### Exercise goal
Find each line in the following listing that has the string "intumescente", then state the count and nothing else.

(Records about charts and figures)

** START **

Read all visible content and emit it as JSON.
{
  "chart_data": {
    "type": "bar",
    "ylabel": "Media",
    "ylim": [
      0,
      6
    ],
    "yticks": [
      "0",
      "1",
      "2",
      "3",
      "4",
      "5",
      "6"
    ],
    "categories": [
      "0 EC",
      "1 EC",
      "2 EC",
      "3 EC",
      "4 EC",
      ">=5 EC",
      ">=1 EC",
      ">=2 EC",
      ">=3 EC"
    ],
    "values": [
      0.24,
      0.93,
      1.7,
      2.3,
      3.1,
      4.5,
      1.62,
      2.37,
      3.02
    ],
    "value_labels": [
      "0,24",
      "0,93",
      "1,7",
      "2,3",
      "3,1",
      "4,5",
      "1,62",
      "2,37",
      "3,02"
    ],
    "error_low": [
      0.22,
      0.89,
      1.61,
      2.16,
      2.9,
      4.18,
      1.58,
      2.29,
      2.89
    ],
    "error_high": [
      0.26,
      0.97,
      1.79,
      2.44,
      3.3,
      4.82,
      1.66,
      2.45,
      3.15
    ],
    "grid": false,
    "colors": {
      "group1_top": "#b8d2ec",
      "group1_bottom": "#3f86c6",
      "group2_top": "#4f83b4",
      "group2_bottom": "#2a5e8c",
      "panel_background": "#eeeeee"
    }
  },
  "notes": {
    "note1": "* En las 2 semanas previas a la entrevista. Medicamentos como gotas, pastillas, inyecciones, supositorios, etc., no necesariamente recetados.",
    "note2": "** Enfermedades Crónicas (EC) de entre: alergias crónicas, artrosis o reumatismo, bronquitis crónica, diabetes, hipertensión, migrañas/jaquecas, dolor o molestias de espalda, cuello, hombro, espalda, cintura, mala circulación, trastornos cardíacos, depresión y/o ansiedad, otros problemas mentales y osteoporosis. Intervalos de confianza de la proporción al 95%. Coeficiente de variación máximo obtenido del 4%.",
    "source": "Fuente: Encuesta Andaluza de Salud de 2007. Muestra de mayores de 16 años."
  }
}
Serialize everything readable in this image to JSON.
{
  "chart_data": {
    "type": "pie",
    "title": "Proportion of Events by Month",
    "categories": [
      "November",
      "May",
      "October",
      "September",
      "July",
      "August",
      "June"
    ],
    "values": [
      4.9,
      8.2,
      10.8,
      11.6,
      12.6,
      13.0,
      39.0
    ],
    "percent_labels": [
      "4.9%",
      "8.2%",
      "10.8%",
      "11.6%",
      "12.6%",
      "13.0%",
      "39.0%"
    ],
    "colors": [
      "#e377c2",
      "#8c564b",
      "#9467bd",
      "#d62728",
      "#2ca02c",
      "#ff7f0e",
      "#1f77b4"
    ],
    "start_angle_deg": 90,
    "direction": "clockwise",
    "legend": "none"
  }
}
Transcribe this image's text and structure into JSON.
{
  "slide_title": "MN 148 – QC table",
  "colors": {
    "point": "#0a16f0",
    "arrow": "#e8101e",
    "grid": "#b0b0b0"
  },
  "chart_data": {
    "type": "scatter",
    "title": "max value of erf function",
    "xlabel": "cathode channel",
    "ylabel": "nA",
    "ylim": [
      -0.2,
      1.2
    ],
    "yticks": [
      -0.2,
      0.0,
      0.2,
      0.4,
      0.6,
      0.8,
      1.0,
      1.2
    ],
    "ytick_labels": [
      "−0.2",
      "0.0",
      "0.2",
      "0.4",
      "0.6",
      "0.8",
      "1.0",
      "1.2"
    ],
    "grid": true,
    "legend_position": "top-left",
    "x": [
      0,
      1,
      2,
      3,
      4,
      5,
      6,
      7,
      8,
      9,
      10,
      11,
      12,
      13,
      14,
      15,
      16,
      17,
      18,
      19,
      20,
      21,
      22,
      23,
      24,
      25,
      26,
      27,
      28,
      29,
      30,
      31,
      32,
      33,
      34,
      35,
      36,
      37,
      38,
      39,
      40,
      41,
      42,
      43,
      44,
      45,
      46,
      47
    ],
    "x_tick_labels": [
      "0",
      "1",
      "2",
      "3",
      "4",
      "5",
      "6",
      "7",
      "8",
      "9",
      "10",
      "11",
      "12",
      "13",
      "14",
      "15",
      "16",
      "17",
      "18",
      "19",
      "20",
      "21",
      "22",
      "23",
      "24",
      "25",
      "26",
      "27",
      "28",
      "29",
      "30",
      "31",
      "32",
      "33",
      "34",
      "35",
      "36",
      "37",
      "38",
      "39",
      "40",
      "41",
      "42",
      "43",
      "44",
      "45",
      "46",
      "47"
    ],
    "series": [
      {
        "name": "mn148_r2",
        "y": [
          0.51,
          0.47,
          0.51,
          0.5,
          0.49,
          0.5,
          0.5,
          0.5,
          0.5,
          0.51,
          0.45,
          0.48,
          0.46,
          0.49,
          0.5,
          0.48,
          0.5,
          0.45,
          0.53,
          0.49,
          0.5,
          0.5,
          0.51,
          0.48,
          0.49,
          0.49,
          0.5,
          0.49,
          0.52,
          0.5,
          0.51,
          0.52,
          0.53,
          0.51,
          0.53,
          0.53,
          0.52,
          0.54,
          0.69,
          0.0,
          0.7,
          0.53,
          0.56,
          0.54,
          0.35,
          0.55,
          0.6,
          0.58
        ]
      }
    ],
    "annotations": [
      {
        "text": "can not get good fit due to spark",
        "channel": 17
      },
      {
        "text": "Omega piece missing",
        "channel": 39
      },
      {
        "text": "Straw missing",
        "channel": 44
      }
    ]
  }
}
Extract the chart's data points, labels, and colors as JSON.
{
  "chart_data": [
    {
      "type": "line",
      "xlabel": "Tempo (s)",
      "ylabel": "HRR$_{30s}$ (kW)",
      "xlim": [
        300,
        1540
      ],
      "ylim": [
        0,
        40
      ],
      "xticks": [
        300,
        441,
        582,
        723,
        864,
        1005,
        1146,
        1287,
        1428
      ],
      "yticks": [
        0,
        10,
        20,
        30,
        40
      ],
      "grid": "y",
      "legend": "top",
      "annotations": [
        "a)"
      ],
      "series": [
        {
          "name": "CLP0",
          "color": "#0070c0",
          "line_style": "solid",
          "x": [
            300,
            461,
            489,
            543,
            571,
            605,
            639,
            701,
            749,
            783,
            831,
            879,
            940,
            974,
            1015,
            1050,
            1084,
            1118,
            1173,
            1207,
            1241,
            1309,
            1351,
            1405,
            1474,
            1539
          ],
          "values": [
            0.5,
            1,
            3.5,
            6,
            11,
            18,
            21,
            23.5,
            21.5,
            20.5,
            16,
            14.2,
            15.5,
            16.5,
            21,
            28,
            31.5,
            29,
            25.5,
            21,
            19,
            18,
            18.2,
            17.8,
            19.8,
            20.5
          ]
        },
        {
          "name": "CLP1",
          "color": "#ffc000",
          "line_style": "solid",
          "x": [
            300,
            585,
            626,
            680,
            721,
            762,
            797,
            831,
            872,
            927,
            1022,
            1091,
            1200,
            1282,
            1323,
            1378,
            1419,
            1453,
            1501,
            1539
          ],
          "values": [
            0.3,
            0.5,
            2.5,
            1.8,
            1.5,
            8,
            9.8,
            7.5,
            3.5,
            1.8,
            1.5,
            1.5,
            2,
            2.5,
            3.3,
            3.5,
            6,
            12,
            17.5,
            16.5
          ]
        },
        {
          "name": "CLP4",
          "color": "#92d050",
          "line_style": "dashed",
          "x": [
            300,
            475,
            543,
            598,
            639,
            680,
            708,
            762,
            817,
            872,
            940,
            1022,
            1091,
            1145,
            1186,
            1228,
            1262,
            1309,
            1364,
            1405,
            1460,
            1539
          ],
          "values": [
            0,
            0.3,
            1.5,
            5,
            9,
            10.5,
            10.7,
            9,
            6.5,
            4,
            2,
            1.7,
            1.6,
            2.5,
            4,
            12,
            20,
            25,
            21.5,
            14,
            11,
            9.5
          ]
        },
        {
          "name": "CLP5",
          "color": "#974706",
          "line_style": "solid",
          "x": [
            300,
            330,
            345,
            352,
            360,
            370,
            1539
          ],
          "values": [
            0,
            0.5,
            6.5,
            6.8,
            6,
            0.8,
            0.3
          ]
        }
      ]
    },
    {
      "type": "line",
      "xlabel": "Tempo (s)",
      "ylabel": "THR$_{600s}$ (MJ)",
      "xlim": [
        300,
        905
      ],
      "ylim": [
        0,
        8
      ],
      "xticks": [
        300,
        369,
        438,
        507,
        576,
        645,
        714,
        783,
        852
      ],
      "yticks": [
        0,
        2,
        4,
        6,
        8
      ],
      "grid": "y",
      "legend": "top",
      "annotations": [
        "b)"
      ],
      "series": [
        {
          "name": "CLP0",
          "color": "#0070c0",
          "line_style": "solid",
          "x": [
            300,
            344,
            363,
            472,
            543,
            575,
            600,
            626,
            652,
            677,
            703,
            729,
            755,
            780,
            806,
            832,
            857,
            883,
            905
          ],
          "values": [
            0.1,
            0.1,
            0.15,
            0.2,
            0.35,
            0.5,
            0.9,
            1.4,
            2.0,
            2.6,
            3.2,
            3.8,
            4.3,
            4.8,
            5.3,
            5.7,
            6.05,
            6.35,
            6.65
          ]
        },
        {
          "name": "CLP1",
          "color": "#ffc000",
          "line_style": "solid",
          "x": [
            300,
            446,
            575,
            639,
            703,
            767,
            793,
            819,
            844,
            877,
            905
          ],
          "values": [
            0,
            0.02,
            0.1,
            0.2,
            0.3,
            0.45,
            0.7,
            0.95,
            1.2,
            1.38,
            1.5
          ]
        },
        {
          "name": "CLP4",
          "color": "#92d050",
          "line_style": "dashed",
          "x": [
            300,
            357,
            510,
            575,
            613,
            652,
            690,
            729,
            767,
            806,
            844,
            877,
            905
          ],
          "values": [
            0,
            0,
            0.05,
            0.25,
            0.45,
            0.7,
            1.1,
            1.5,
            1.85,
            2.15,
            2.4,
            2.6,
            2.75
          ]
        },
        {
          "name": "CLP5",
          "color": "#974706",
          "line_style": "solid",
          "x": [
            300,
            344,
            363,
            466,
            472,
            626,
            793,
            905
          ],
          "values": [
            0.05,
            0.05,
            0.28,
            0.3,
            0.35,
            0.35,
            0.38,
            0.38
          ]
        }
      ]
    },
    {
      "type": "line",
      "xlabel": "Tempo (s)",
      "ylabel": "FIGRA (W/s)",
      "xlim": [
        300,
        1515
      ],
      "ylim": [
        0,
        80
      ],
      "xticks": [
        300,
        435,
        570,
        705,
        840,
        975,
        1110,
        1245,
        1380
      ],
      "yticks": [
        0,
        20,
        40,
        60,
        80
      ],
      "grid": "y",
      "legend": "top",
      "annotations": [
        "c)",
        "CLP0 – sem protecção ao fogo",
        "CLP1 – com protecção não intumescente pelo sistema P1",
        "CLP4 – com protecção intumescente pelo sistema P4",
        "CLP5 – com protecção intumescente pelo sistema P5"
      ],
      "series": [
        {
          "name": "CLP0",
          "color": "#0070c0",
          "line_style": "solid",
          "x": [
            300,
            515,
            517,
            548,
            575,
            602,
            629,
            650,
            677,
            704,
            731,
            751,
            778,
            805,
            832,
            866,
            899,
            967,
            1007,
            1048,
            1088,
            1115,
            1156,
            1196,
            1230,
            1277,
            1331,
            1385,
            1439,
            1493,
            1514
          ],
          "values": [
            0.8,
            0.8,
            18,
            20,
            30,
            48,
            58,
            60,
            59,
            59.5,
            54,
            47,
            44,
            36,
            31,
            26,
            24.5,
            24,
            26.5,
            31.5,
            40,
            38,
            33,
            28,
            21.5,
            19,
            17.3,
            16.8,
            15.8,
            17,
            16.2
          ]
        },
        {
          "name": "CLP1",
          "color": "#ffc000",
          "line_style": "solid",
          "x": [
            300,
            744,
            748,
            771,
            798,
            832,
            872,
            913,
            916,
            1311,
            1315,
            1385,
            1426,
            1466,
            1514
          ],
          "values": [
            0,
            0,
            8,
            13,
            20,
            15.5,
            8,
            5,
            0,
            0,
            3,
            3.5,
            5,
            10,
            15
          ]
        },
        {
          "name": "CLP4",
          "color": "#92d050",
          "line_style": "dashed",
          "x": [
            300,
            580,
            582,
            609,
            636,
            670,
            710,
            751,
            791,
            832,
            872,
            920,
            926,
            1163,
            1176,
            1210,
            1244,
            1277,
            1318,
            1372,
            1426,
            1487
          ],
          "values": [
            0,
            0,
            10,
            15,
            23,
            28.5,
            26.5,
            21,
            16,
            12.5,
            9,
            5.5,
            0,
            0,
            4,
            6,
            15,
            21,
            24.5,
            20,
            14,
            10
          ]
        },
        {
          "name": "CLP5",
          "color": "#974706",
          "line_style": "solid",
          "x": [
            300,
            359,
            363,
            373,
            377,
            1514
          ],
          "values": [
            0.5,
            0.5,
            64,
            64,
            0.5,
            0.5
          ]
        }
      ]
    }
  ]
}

** END **

### Correct response
3